## PROBLEM DESCRIPTION
Repeat the whole of the data, keeping every detail the same.

## RECORDS SHOWN
--------------------------------

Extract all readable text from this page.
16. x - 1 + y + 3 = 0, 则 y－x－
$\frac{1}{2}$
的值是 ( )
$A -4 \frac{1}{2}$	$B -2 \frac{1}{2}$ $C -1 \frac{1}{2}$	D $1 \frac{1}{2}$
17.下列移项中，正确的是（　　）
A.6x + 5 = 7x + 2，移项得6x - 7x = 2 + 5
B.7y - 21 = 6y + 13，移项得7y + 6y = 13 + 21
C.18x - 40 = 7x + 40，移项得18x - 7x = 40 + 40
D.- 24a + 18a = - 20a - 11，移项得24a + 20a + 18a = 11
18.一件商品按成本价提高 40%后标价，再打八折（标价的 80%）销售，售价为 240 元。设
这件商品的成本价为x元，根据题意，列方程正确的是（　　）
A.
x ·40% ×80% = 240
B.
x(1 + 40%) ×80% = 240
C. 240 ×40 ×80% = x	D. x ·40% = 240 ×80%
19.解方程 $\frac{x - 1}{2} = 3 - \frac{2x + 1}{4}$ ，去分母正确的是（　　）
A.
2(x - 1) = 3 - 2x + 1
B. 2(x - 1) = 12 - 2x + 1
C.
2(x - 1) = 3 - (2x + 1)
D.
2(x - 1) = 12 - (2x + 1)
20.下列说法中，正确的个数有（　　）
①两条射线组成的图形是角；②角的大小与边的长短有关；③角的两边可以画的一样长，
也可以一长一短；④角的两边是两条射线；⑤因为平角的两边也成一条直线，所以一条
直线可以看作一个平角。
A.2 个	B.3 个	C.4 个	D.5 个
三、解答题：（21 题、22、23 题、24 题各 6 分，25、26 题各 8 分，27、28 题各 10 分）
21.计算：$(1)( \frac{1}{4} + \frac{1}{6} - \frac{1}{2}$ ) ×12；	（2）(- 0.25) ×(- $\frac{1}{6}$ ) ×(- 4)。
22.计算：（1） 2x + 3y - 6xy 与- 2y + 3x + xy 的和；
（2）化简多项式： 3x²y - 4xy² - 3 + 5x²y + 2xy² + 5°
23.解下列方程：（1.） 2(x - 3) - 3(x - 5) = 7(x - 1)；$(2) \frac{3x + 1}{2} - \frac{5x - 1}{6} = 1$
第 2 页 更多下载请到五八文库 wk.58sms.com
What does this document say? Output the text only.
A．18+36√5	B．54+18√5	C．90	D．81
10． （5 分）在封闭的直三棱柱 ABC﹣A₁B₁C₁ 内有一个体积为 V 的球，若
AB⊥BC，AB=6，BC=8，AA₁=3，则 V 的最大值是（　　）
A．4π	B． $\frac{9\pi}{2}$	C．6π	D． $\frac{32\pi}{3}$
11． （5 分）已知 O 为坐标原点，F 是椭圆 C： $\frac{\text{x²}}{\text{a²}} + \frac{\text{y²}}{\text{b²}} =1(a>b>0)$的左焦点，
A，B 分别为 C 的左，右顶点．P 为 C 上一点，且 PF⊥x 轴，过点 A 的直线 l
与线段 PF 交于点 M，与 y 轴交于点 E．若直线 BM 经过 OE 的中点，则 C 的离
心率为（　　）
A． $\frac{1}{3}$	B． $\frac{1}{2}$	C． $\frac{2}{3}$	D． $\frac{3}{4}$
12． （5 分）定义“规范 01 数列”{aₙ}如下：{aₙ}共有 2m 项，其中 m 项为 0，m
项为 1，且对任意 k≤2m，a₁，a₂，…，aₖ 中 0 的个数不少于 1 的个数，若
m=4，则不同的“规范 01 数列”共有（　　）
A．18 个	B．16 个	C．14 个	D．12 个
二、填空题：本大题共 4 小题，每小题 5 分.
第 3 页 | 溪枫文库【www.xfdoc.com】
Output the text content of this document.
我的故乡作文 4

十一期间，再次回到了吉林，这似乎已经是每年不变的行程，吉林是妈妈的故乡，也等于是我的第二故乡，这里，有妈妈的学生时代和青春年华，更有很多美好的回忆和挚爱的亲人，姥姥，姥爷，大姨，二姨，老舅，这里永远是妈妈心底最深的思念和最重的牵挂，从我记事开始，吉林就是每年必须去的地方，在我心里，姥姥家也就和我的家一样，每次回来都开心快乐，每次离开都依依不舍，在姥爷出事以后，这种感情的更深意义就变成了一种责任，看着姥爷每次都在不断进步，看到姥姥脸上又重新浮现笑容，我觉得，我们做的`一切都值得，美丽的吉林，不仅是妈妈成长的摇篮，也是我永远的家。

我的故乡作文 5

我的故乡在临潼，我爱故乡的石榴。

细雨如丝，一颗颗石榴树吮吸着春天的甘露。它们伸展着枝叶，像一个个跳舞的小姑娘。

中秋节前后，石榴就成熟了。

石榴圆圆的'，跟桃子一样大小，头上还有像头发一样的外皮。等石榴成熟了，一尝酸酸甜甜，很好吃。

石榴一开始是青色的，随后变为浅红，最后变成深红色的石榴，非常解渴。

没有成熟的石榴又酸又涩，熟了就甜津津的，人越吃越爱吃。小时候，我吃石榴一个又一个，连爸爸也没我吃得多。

--------------------------------

## ANSWER IN FULL
Extract all readable text from this page.
16. x - 1 + y + 3 = 0, 则 y－x－
$\frac{1}{2}$
的值是 ( )
$A -4 \frac{1}{2}$	$B -2 \frac{1}{2}$ $C -1 \frac{1}{2}$	D $1 \frac{1}{2}$
17.下列移项中，正确的是（　　）
A.6x + 5 = 7x + 2，移项得6x - 7x = 2 + 5
B.7y - 21 = 6y + 13，移项得7y + 6y = 13 + 21
C.18x - 40 = 7x + 40，移项得18x - 7x = 40 + 40
D.- 24a + 18a = - 20a - 11，移项得24a + 20a + 18a = 11
18.一件商品按成本价提高 40%后标价，再打八折（标价的 80%）销售，售价为 240 元。设
这件商品的成本价为x元，根据题意，列方程正确的是（　　）
A.
x ·40% ×80% = 240
B.
x(1 + 40%) ×80% = 240
C. 240 ×40 ×80% = x	D. x ·40% = 240 ×80%
19.解方程 $\frac{x - 1}{2} = 3 - \frac{2x + 1}{4}$ ，去分母正确的是（　　）
A.
2(x - 1) = 3 - 2x + 1
B. 2(x - 1) = 12 - 2x + 1
C.
2(x - 1) = 3 - (2x + 1)
D.
2(x - 1) = 12 - (2x + 1)
20.下列说法中，正确的个数有（　　）
①两条射线组成的图形是角；②角的大小与边的长短有关；③角的两边可以画的一样长，
也可以一长一短；④角的两边是两条射线；⑤因为平角的两边也成一条直线，所以一条
直线可以看作一个平角。
A.2 个	B.3 个	C.4 个	D.5 个
三、解答题：（21 题、22、23 题、24 题各 6 分，25、26 题各 8 分，27、28 题各 10 分）
21.计算：$(1)( \frac{1}{4} + \frac{1}{6} - \frac{1}{2}$ ) ×12；	（2）(- 0.25) ×(- $\frac{1}{6}$ ) ×(- 4)。
22.计算：（1） 2x + 3y - 6xy 与- 2y + 3x + xy 的和；
（2）化简多项式： 3x²y - 4xy² - 3 + 5x²y + 2xy² + 5°
23.解下列方程：（1.） 2(x - 3) - 3(x - 5) = 7(x - 1)；$(2) \frac{3x + 1}{2} - \frac{5x - 1}{6} = 1$
第 2 页 更多下载请到五八文库 wk.58sms.com
What does this document say? Output the text only.
A．18+36√5	B．54+18√5	C．90	D．81
10． （5 分）在封闭的直三棱柱 ABC﹣A₁B₁C₁ 内有一个体积为 V 的球，若
AB⊥BC，AB=6，BC=8，AA₁=3，则 V 的最大值是（　　）
A．4π	B． $\frac{9\pi}{2}$	C．6π	D． $\frac{32\pi}{3}$
11． （5 分）已知 O 为坐标原点，F 是椭圆 C： $\frac{\text{x²}}{\text{a²}} + \frac{\text{y²}}{\text{b²}} =1(a>b>0)$的左焦点，
A，B 分别为 C 的左，右顶点．P 为 C 上一点，且 PF⊥x 轴，过点 A 的直线 l
与线段 PF 交于点 M，与 y 轴交于点 E．若直线 BM 经过 OE 的中点，则 C 的离
心率为（　　）
A． $\frac{1}{3}$	B． $\frac{1}{2}$	C． $\frac{2}{3}$	D． $\frac{3}{4}$
12． （5 分）定义“规范 01 数列”{aₙ}如下：{aₙ}共有 2m 项，其中 m 项为 0，m
项为 1，且对任意 k≤2m，a₁，a₂，…，aₖ 中 0 的个数不少于 1 的个数，若
m=4，则不同的“规范 01 数列”共有（　　）
A．18 个	B．16 个	C．14 个	D．12 个
二、填空题：本大题共 4 小题，每小题 5 分.
第 3 页 | 溪枫文库【www.xfdoc.com】
Output the text content of this document.
我的故乡作文 4

十一期间，再次回到了吉林，这似乎已经是每年不变的行程，吉林是妈妈的故乡，也等于是我的第二故乡，这里，有妈妈的学生时代和青春年华，更有很多美好的回忆和挚爱的亲人，姥姥，姥爷，大姨，二姨，老舅，这里永远是妈妈心底最深的思念和最重的牵挂，从我记事开始，吉林就是每年必须去的地方，在我心里，姥姥家也就和我的家一样，每次回来都开心快乐，每次离开都依依不舍，在姥爷出事以后，这种感情的更深意义就变成了一种责任，看着姥爷每次都在不断进步，看到姥姥脸上又重新浮现笑容，我觉得，我们做的`一切都值得，美丽的吉林，不仅是妈妈成长的摇篮，也是我永远的家。

我的故乡作文 5

我的故乡在临潼，我爱故乡的石榴。

细雨如丝，一颗颗石榴树吮吸着春天的甘露。它们伸展着枝叶，像一个个跳舞的小姑娘。

中秋节前后，石榴就成熟了。

石榴圆圆的'，跟桃子一样大小，头上还有像头发一样的外皮。等石榴成熟了，一尝酸酸甜甜，很好吃。

石榴一开始是青色的，随后变为浅红，最后变成深红色的石榴，非常解渴。

没有成熟的石榴又酸又涩，熟了就甜津津的，人越吃越爱吃。小时候，我吃石榴一个又一个，连爸爸也没我吃得多。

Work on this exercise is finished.